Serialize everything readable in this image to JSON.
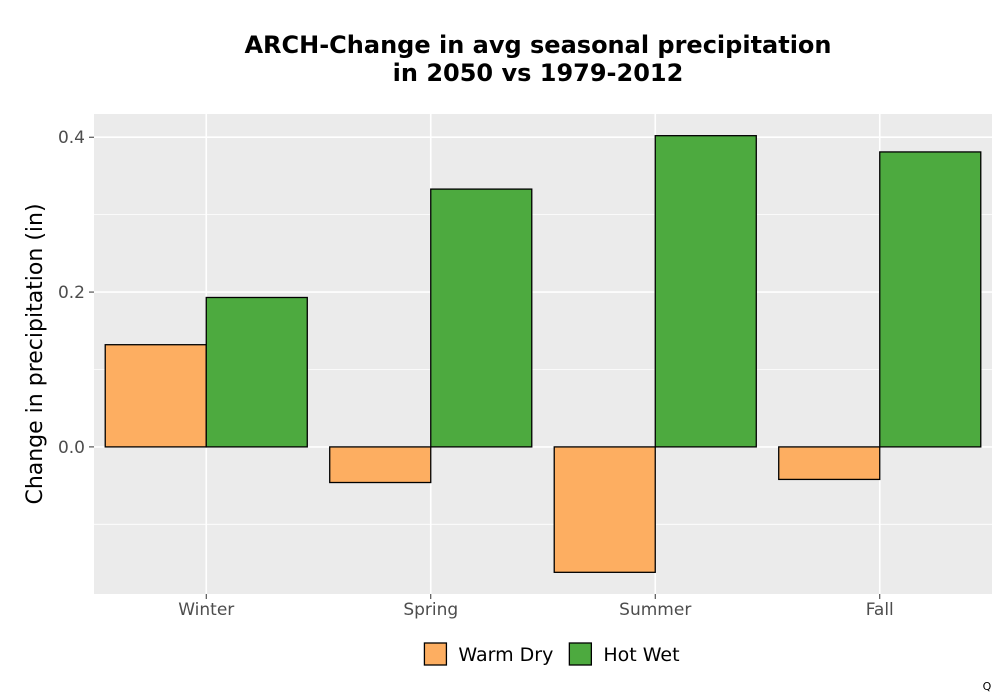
{
  "chart_data": {
    "type": "bar",
    "title_lines": [
      "ARCH-Change in avg seasonal precipitation",
      "in 2050 vs 1979-2012"
    ],
    "xlabel": "",
    "ylabel": "Change in precipitation (in)",
    "categories": [
      "Winter",
      "Spring",
      "Summer",
      "Fall"
    ],
    "series": [
      {
        "name": "Warm Dry",
        "color": "#fdae61",
        "values": [
          0.132,
          -0.046,
          -0.162,
          -0.042
        ]
      },
      {
        "name": "Hot Wet",
        "color": "#4daa3f",
        "values": [
          0.193,
          0.333,
          0.402,
          0.381
        ]
      }
    ],
    "ylim": [
      -0.19,
      0.43
    ],
    "yticks": [
      0.0,
      0.2,
      0.4
    ],
    "ytick_labels": [
      "0.0",
      "0.2",
      "0.4"
    ],
    "grid": true,
    "legend_position": "bottom",
    "panel_color": "#ebebeb",
    "gridline_color": "#ffffff"
  },
  "corner_note": "Q"
}
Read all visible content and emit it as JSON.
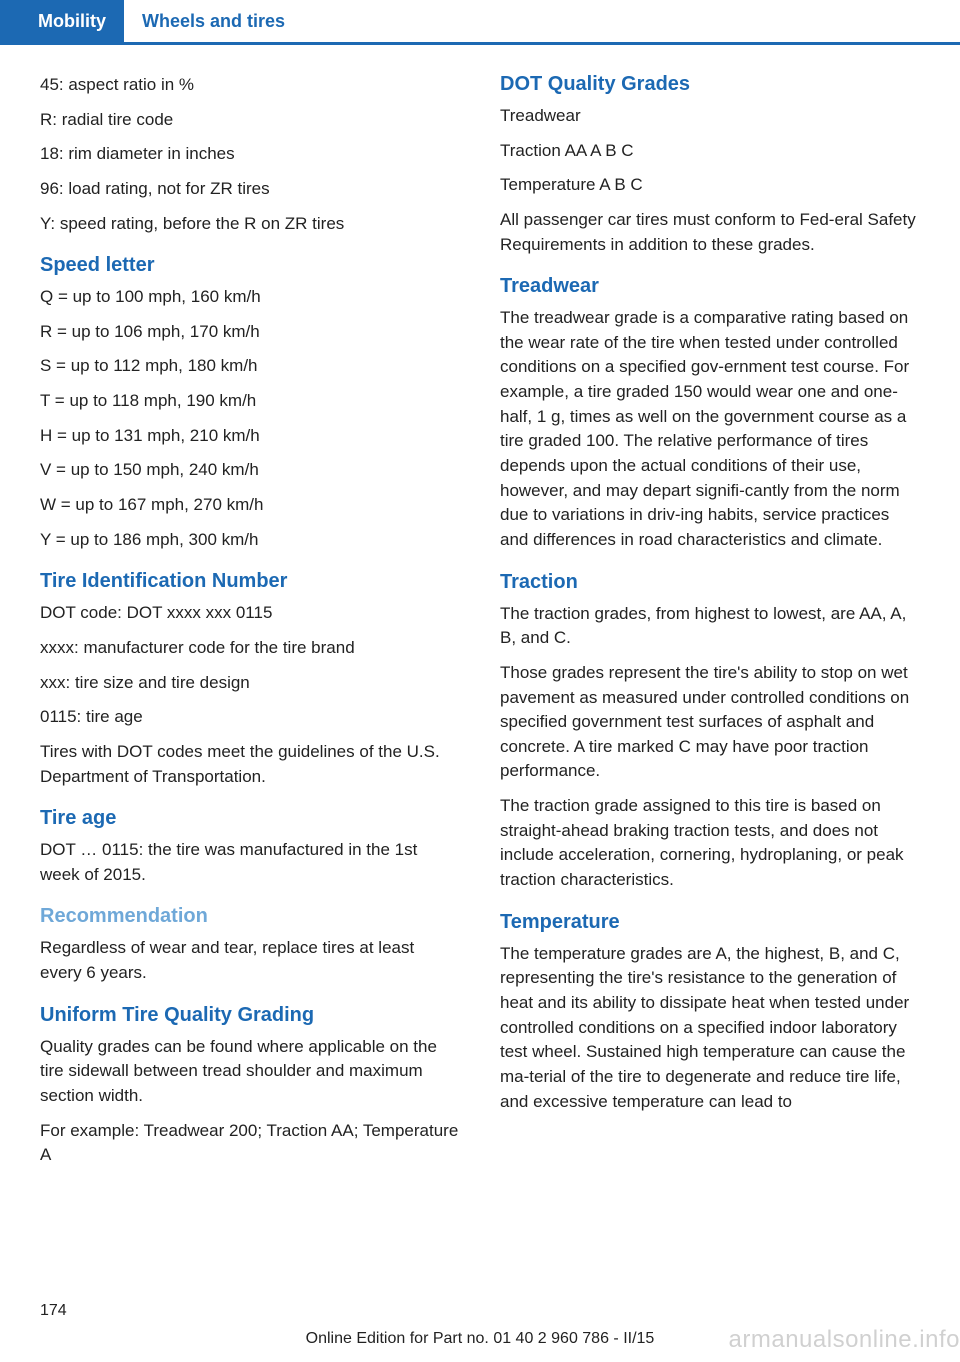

::::

Exercise:
Of all the lines in the listing above, how many contain the word "precipitation"? Answer with the number alone.

Result of the exercise:
2